### [INFORMATION GIVEN]
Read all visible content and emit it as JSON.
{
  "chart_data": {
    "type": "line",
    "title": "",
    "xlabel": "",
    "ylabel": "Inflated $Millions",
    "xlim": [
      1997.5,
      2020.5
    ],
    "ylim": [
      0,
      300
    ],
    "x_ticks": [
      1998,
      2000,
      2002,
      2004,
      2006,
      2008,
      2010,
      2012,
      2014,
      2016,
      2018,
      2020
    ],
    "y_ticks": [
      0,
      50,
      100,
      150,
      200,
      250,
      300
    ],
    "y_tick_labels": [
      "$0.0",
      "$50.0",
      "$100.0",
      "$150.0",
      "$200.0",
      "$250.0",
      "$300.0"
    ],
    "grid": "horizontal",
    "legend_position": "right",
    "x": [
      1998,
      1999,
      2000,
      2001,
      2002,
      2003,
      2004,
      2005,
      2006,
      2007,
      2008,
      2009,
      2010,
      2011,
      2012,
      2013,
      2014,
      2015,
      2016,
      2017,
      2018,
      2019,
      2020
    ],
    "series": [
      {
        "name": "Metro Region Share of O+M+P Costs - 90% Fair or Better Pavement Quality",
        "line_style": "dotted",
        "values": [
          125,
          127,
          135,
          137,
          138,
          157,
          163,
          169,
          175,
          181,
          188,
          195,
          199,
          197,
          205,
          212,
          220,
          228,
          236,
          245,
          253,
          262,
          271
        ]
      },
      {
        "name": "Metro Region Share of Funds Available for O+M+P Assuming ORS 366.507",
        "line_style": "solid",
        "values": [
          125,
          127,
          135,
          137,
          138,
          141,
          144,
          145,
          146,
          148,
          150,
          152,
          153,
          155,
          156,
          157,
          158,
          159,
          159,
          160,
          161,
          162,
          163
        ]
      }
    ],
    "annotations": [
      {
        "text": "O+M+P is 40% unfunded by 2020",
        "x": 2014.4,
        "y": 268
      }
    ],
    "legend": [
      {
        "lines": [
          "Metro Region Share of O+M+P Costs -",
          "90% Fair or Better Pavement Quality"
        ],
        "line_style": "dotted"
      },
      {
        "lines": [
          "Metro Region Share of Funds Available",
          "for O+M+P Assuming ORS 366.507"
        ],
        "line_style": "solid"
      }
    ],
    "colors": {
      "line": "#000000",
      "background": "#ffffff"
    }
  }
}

### [REQUEST]
Reproduce the material verbatim, line by line.

### [REPLY]
Read all visible content and emit it as JSON.
{
  "chart_data": {
    "type": "line",
    "title": "",
    "xlabel": "",
    "ylabel": "Inflated $Millions",
    "xlim": [
      1997.5,
      2020.5
    ],
    "ylim": [
      0,
      300
    ],
    "x_ticks": [
      1998,
      2000,
      2002,
      2004,
      2006,
      2008,
      2010,
      2012,
      2014,
      2016,
      2018,
      2020
    ],
    "y_ticks": [
      0,
      50,
      100,
      150,
      200,
      250,
      300
    ],
    "y_tick_labels": [
      "$0.0",
      "$50.0",
      "$100.0",
      "$150.0",
      "$200.0",
      "$250.0",
      "$300.0"
    ],
    "grid": "horizontal",
    "legend_position": "right",
    "x": [
      1998,
      1999,
      2000,
      2001,
      2002,
      2003,
      2004,
      2005,
      2006,
      2007,
      2008,
      2009,
      2010,
      2011,
      2012,
      2013,
      2014,
      2015,
      2016,
      2017,
      2018,
      2019,
      2020
    ],
    "series": [
      {
        "name": "Metro Region Share of O+M+P Costs - 90% Fair or Better Pavement Quality",
        "line_style": "dotted",
        "values": [
          125,
          127,
          135,
          137,
          138,
          157,
          163,
          169,
          175,
          181,
          188,
          195,
          199,
          197,
          205,
          212,
          220,
          228,
          236,
          245,
          253,
          262,
          271
        ]
      },
      {
        "name": "Metro Region Share of Funds Available for O+M+P Assuming ORS 366.507",
        "line_style": "solid",
        "values": [
          125,
          127,
          135,
          137,
          138,
          141,
          144,
          145,
          146,
          148,
          150,
          152,
          153,
          155,
          156,
          157,
          158,
          159,
          159,
          160,
          161,
          162,
          163
        ]
      }
    ],
    "annotations": [
      {
        "text": "O+M+P is 40% unfunded by 2020",
        "x": 2014.4,
        "y": 268
      }
    ],
    "legend": [
      {
        "lines": [
          "Metro Region Share of O+M+P Costs -",
          "90% Fair or Better Pavement Quality"
        ],
        "line_style": "dotted"
      },
      {
        "lines": [
          "Metro Region Share of Funds Available",
          "for O+M+P Assuming ORS 366.507"
        ],
        "line_style": "solid"
      }
    ],
    "colors": {
      "line": "#000000",
      "background": "#ffffff"
    }
  }
}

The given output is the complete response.